··· ITEMS ···

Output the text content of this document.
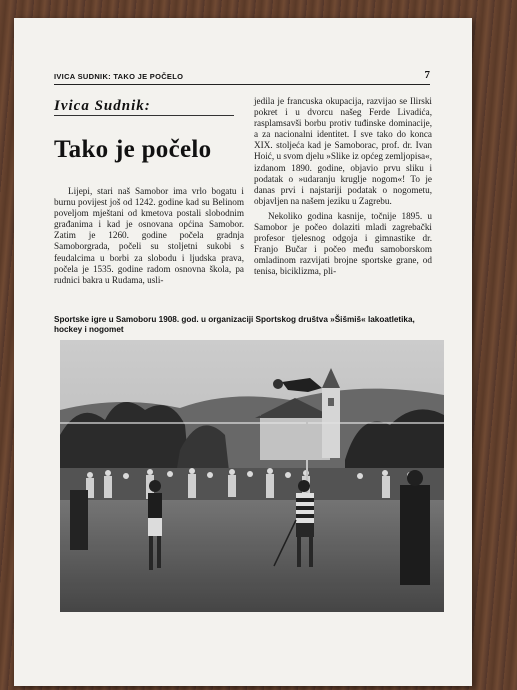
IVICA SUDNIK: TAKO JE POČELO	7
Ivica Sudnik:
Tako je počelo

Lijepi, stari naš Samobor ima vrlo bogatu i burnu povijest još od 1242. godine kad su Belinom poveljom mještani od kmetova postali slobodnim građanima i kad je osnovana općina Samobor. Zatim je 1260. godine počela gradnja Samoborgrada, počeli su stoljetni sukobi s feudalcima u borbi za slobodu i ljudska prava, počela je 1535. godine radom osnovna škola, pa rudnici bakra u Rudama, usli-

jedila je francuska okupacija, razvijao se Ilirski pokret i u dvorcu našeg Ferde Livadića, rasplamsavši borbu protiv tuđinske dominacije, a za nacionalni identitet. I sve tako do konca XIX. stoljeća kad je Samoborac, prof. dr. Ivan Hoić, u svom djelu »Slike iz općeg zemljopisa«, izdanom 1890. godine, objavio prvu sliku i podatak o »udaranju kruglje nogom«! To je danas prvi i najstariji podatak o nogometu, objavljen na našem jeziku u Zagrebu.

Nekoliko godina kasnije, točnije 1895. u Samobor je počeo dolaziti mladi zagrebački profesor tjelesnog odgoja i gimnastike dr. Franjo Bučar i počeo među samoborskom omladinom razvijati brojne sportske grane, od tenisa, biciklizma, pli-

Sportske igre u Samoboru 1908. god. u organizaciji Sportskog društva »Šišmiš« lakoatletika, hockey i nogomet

···
··· ITEMS ···

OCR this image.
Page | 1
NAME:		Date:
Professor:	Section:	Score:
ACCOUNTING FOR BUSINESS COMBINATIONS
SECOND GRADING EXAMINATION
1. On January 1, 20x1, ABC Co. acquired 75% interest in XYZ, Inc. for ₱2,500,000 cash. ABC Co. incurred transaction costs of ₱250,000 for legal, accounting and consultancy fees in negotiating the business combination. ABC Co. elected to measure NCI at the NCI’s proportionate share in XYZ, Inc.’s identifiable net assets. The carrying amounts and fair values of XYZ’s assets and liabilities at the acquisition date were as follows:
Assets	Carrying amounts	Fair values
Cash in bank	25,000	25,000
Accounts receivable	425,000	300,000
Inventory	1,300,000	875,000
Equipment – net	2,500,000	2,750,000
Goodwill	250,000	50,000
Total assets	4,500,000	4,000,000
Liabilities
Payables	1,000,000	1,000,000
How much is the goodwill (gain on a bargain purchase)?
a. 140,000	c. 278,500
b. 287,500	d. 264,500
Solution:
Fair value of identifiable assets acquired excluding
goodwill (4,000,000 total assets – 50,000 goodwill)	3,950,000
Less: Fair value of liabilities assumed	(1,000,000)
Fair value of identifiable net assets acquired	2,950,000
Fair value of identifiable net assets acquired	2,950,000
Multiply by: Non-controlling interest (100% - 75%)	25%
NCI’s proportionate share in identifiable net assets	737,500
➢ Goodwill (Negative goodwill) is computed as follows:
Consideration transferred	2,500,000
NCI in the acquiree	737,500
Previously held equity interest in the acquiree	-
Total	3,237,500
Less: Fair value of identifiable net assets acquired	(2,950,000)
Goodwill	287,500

···
··· ITEMS ···

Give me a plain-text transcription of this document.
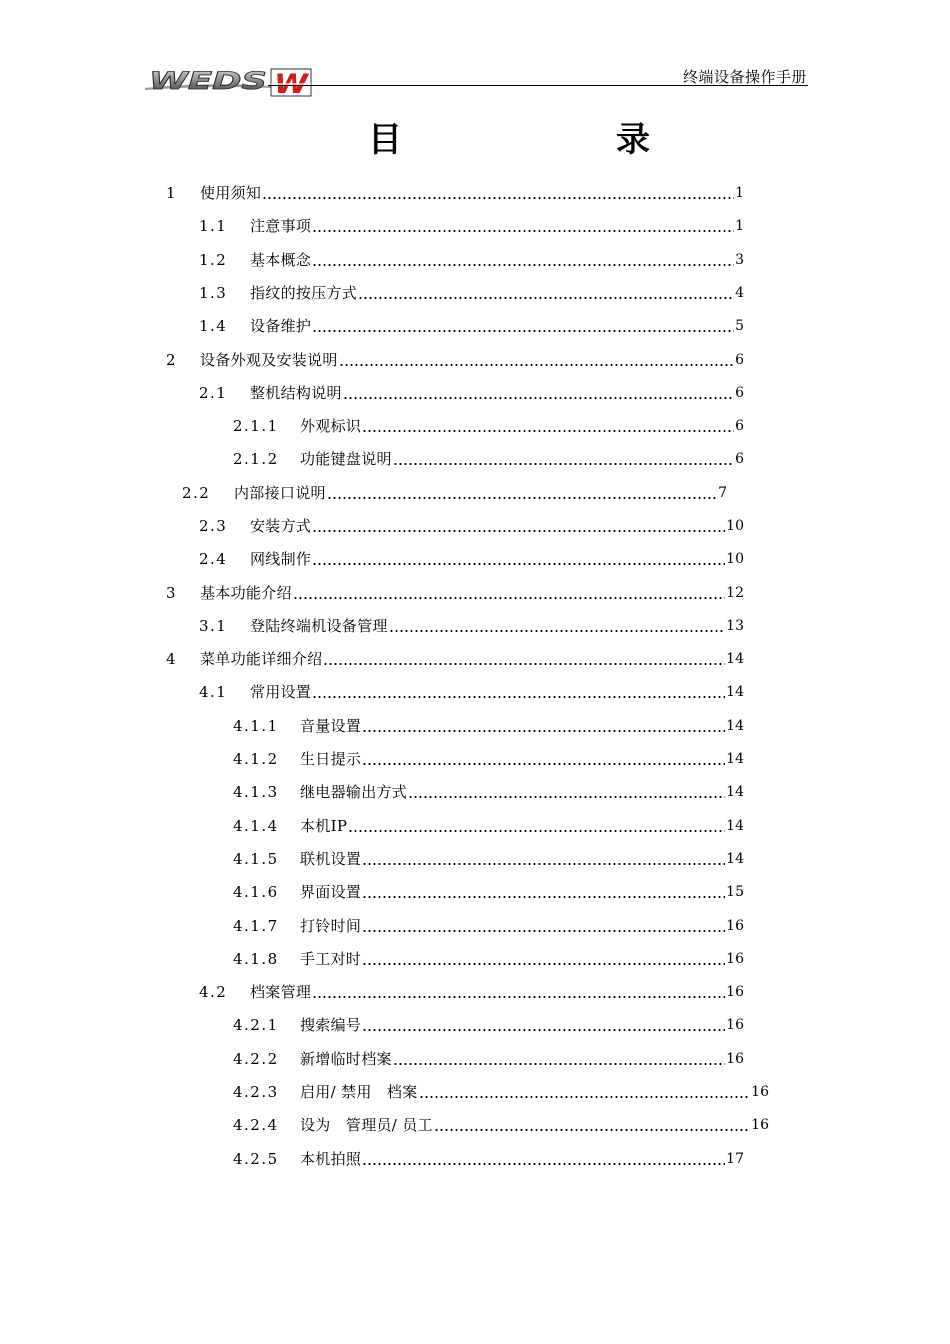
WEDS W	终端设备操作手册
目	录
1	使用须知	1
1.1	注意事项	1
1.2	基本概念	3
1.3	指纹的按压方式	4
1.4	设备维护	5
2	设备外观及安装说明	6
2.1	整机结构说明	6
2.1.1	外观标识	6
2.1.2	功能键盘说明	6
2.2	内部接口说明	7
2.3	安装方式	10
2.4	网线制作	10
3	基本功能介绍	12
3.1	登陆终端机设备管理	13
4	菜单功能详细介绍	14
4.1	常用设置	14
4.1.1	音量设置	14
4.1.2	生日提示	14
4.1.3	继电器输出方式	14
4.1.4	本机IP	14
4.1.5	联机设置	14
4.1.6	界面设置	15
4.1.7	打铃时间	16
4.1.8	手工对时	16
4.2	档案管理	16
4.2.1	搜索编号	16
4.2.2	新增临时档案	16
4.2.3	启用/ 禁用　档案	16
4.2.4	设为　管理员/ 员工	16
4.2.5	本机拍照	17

···

WORK TO COMPLETE
Return all lines containing "interest".

TASK ANSWER
1. On January 1, 20x1, ABC Co. acquired 75% interest in XYZ, Inc. for ₱2,500,000 cash. ABC Co. incurred transaction costs of ₱250,000 for legal, accounting and consultancy fees in negotiating the business combination. ABC Co. elected to measure NCI at the NCI’s proportionate share in XYZ, Inc.’s identifiable net assets. The carrying amounts and fair values of XYZ’s assets and liabilities at the acquisition date were as follows:
Multiply by: Non-controlling interest (100% - 75%)	25%
Previously held equity interest in the acquiree	-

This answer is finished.